## Prompt
Copy each line in the data that includes the word "money".

## Excerpted records
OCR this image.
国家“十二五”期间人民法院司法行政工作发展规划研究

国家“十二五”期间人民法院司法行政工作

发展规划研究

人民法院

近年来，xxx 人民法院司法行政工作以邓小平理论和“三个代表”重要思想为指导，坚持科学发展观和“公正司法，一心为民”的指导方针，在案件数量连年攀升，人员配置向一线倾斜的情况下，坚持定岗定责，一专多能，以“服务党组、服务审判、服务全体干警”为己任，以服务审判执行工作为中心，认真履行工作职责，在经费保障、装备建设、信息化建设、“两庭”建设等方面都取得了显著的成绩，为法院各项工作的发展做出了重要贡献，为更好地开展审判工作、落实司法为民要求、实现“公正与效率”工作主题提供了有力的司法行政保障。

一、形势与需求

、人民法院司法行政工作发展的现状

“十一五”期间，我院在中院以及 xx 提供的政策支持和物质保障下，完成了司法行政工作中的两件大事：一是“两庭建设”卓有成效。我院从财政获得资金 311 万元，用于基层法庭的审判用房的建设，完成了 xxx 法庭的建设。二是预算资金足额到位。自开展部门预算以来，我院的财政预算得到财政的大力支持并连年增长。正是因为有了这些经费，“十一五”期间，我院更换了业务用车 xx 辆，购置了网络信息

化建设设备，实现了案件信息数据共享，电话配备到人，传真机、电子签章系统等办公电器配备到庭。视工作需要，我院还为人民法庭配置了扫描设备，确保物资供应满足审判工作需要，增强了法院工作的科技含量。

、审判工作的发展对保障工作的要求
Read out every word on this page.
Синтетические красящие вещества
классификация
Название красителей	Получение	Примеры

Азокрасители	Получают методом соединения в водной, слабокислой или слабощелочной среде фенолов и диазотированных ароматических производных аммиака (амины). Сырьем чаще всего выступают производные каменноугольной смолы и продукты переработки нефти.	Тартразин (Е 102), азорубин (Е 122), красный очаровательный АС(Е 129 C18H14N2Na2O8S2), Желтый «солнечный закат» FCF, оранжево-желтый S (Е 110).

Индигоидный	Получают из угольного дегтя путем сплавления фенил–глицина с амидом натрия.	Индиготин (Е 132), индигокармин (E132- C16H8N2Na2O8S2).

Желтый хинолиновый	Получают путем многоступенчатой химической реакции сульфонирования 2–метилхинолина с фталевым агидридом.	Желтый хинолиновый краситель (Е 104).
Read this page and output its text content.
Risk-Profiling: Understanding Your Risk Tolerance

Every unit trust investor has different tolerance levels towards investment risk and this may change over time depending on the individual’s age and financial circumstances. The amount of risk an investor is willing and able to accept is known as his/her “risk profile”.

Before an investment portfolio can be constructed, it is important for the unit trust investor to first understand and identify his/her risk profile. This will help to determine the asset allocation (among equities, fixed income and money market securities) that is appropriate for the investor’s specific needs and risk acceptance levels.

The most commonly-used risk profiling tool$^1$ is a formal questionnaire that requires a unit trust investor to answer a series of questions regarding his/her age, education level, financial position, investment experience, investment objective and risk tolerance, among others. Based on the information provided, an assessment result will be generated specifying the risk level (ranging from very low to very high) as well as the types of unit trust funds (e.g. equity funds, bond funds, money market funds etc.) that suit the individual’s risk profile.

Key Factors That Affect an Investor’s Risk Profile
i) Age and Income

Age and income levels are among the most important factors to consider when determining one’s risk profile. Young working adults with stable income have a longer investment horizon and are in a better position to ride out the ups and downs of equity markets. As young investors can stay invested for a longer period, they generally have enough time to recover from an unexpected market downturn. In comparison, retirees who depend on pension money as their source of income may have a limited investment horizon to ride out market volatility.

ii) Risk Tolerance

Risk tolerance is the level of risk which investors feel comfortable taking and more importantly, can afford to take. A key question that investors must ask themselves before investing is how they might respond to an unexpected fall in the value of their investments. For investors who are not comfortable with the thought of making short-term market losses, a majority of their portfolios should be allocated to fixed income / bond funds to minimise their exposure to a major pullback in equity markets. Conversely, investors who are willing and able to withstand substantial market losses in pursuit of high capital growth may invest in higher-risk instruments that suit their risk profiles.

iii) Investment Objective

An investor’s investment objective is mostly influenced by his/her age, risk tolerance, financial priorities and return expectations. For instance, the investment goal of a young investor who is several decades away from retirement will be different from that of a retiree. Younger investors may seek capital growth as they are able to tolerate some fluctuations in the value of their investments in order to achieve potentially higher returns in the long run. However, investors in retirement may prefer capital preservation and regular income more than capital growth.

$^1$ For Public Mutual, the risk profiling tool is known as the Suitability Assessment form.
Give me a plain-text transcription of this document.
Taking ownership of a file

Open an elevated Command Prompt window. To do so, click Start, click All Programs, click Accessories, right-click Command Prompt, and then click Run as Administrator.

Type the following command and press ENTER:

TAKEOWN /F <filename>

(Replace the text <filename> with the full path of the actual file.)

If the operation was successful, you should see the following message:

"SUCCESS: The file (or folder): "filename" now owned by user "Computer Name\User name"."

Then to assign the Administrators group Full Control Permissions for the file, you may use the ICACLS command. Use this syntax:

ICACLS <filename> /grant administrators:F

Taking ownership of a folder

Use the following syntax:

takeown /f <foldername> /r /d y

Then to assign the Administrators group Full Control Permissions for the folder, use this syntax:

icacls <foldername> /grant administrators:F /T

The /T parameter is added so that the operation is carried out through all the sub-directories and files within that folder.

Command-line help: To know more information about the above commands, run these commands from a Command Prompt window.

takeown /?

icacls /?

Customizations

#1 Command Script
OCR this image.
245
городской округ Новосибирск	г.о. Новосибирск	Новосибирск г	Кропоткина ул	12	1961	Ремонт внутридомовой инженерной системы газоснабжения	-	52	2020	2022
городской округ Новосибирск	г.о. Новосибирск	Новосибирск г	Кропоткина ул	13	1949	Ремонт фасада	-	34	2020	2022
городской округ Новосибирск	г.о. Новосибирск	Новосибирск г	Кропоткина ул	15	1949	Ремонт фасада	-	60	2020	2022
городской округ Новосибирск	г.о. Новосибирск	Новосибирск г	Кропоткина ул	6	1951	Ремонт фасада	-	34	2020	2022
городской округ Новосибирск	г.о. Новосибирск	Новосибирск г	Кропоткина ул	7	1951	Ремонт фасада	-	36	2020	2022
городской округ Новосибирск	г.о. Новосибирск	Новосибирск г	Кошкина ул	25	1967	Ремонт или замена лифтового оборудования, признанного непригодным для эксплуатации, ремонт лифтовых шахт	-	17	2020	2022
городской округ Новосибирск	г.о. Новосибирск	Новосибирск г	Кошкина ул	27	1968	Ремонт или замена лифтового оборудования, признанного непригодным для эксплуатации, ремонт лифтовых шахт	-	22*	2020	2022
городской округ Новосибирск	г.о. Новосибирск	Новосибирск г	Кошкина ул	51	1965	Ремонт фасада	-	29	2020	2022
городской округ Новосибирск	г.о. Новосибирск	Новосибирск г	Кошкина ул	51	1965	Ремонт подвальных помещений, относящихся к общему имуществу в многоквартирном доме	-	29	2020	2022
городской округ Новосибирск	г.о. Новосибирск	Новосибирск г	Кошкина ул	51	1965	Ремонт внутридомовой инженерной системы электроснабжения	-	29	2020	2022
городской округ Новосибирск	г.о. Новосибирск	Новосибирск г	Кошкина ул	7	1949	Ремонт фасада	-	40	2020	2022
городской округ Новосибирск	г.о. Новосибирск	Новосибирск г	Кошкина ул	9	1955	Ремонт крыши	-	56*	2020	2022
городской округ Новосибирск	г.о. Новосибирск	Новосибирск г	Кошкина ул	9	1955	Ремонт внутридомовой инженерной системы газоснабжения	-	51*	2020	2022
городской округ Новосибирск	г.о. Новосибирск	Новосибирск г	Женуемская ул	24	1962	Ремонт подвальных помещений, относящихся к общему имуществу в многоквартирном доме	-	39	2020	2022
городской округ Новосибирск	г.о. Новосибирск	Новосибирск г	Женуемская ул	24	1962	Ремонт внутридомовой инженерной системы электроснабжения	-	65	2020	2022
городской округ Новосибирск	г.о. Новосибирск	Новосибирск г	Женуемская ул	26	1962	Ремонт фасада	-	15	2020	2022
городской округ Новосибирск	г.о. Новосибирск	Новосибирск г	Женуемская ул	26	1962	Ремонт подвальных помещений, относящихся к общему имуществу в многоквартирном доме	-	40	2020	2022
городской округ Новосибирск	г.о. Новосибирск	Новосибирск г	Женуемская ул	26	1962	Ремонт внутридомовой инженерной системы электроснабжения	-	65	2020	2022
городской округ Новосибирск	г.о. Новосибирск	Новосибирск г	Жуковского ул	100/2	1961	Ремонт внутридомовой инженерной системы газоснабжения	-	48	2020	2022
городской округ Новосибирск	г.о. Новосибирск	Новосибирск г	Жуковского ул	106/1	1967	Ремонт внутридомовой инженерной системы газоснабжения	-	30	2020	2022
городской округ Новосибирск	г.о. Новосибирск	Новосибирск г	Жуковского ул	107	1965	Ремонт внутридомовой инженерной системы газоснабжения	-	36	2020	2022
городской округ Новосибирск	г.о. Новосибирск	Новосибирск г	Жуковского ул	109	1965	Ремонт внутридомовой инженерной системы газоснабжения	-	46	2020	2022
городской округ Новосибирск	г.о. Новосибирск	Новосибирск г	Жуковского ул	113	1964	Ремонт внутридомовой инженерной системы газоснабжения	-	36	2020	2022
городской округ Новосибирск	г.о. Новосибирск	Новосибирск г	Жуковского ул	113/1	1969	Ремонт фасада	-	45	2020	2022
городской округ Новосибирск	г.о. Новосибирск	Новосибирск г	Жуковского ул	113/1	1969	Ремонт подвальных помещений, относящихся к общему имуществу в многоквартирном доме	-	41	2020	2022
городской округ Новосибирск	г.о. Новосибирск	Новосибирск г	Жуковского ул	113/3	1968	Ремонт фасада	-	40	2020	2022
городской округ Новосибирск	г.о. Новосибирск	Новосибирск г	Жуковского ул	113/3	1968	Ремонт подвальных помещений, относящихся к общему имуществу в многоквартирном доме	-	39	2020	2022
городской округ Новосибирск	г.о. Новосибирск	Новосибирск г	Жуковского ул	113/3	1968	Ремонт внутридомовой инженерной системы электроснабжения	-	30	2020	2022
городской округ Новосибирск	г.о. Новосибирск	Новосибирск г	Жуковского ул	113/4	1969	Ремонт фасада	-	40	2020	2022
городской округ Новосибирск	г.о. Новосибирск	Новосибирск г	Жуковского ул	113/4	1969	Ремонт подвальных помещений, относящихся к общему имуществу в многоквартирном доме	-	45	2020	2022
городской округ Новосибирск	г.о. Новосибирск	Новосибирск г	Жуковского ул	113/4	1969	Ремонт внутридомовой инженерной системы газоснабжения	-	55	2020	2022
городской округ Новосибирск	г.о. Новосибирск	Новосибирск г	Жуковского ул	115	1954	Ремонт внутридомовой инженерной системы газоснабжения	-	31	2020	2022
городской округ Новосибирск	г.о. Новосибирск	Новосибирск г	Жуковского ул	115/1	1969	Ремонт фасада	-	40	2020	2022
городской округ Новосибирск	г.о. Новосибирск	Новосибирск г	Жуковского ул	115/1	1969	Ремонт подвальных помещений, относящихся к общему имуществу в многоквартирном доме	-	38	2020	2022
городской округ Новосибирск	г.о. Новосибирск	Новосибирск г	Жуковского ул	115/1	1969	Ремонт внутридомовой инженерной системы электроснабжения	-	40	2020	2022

## Exercise solution
Before an investment portfolio can be constructed, it is important for the unit trust investor to first understand and identify his/her risk profile. This will help to determine the asset allocation (among equities, fixed income and money market securities) that is appropriate for the investor’s specific needs and risk acceptance levels.
The most commonly-used risk profiling tool$^1$ is a formal questionnaire that requires a unit trust investor to answer a series of questions regarding his/her age, education level, financial position, investment experience, investment objective and risk tolerance, among others. Based on the information provided, an assessment result will be generated specifying the risk level (ranging from very low to very high) as well as the types of unit trust funds (e.g. equity funds, bond funds, money market funds etc.) that suit the individual’s risk profile.
Age and income levels are among the most important factors to consider when determining one’s risk profile. Young working adults with stable income have a longer investment horizon and are in a better position to ride out the ups and downs of equity markets. As young investors can stay invested for a longer period, they generally have enough time to recover from an unexpected market downturn. In comparison, retirees who depend on pension money as their source of income may have a limited investment horizon to ride out market volatility.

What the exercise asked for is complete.